RECORDS PROVIDED »
*-*-*
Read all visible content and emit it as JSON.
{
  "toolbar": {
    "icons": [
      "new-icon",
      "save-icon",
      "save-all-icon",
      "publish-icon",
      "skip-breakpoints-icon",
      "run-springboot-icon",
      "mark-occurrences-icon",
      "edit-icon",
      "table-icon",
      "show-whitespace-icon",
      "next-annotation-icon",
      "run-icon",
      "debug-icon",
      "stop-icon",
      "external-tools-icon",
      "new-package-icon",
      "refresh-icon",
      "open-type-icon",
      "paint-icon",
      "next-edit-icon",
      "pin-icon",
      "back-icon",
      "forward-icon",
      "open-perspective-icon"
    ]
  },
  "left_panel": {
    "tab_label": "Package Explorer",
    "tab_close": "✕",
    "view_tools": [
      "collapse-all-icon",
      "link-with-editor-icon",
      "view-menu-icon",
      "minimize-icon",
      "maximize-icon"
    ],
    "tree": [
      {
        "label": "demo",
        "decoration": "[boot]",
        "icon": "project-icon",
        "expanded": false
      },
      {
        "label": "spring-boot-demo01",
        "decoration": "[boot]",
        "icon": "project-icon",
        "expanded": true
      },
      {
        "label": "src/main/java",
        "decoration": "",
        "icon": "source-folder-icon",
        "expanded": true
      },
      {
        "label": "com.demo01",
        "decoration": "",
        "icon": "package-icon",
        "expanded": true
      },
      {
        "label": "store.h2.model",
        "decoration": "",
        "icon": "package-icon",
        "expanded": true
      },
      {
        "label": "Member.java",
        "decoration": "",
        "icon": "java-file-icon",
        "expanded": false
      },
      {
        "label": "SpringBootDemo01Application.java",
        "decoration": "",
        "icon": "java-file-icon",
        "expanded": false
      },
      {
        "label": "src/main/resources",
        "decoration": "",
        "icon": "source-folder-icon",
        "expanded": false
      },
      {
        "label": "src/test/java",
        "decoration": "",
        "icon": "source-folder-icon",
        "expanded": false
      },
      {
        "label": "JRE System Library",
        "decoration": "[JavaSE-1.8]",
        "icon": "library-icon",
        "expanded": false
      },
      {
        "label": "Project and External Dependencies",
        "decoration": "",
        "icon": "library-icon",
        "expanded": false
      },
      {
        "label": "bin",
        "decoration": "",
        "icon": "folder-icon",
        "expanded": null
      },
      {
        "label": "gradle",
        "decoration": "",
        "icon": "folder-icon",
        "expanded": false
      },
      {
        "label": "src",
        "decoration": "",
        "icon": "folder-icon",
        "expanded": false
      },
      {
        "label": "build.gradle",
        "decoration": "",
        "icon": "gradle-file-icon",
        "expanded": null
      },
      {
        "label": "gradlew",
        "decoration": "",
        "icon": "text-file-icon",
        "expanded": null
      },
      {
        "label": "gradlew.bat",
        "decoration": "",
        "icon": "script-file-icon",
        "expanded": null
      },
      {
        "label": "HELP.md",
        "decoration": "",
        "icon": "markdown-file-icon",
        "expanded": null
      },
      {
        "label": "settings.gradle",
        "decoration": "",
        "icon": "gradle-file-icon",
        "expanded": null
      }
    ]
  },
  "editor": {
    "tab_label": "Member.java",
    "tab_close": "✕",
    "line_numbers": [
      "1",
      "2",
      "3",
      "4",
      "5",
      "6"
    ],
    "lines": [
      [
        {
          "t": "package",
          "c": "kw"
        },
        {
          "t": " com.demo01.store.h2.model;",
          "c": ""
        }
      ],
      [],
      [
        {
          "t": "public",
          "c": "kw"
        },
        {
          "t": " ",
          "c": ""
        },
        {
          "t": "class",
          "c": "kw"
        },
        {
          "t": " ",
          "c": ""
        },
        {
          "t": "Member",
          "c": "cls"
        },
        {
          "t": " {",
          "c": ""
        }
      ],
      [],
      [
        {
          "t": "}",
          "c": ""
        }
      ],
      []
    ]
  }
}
*-*-*
Retype the material in full, character for character.

THE COMPLETED TASK »
Read all visible content and emit it as JSON.
{
  "toolbar": {
    "icons": [
      "new-icon",
      "save-icon",
      "save-all-icon",
      "publish-icon",
      "skip-breakpoints-icon",
      "run-springboot-icon",
      "mark-occurrences-icon",
      "edit-icon",
      "table-icon",
      "show-whitespace-icon",
      "next-annotation-icon",
      "run-icon",
      "debug-icon",
      "stop-icon",
      "external-tools-icon",
      "new-package-icon",
      "refresh-icon",
      "open-type-icon",
      "paint-icon",
      "next-edit-icon",
      "pin-icon",
      "back-icon",
      "forward-icon",
      "open-perspective-icon"
    ]
  },
  "left_panel": {
    "tab_label": "Package Explorer",
    "tab_close": "✕",
    "view_tools": [
      "collapse-all-icon",
      "link-with-editor-icon",
      "view-menu-icon",
      "minimize-icon",
      "maximize-icon"
    ],
    "tree": [
      {
        "label": "demo",
        "decoration": "[boot]",
        "icon": "project-icon",
        "expanded": false
      },
      {
        "label": "spring-boot-demo01",
        "decoration": "[boot]",
        "icon": "project-icon",
        "expanded": true
      },
      {
        "label": "src/main/java",
        "decoration": "",
        "icon": "source-folder-icon",
        "expanded": true
      },
      {
        "label": "com.demo01",
        "decoration": "",
        "icon": "package-icon",
        "expanded": true
      },
      {
        "label": "store.h2.model",
        "decoration": "",
        "icon": "package-icon",
        "expanded": true
      },
      {
        "label": "Member.java",
        "decoration": "",
        "icon": "java-file-icon",
        "expanded": false
      },
      {
        "label": "SpringBootDemo01Application.java",
        "decoration": "",
        "icon": "java-file-icon",
        "expanded": false
      },
      {
        "label": "src/main/resources",
        "decoration": "",
        "icon": "source-folder-icon",
        "expanded": false
      },
      {
        "label": "src/test/java",
        "decoration": "",
        "icon": "source-folder-icon",
        "expanded": false
      },
      {
        "label": "JRE System Library",
        "decoration": "[JavaSE-1.8]",
        "icon": "library-icon",
        "expanded": false
      },
      {
        "label": "Project and External Dependencies",
        "decoration": "",
        "icon": "library-icon",
        "expanded": false
      },
      {
        "label": "bin",
        "decoration": "",
        "icon": "folder-icon",
        "expanded": null
      },
      {
        "label": "gradle",
        "decoration": "",
        "icon": "folder-icon",
        "expanded": false
      },
      {
        "label": "src",
        "decoration": "",
        "icon": "folder-icon",
        "expanded": false
      },
      {
        "label": "build.gradle",
        "decoration": "",
        "icon": "gradle-file-icon",
        "expanded": null
      },
      {
        "label": "gradlew",
        "decoration": "",
        "icon": "text-file-icon",
        "expanded": null
      },
      {
        "label": "gradlew.bat",
        "decoration": "",
        "icon": "script-file-icon",
        "expanded": null
      },
      {
        "label": "HELP.md",
        "decoration": "",
        "icon": "markdown-file-icon",
        "expanded": null
      },
      {
        "label": "settings.gradle",
        "decoration": "",
        "icon": "gradle-file-icon",
        "expanded": null
      }
    ]
  },
  "editor": {
    "tab_label": "Member.java",
    "tab_close": "✕",
    "line_numbers": [
      "1",
      "2",
      "3",
      "4",
      "5",
      "6"
    ],
    "lines": [
      [
        {
          "t": "package",
          "c": "kw"
        },
        {
          "t": " com.demo01.store.h2.model;",
          "c": ""
        }
      ],
      [],
      [
        {
          "t": "public",
          "c": "kw"
        },
        {
          "t": " ",
          "c": ""
        },
        {
          "t": "class",
          "c": "kw"
        },
        {
          "t": " ",
          "c": ""
        },
        {
          "t": "Member",
          "c": "cls"
        },
        {
          "t": " {",
          "c": ""
        }
      ],
      [],
      [
        {
          "t": "}",
          "c": ""
        }
      ],
      []
    ]
  }
}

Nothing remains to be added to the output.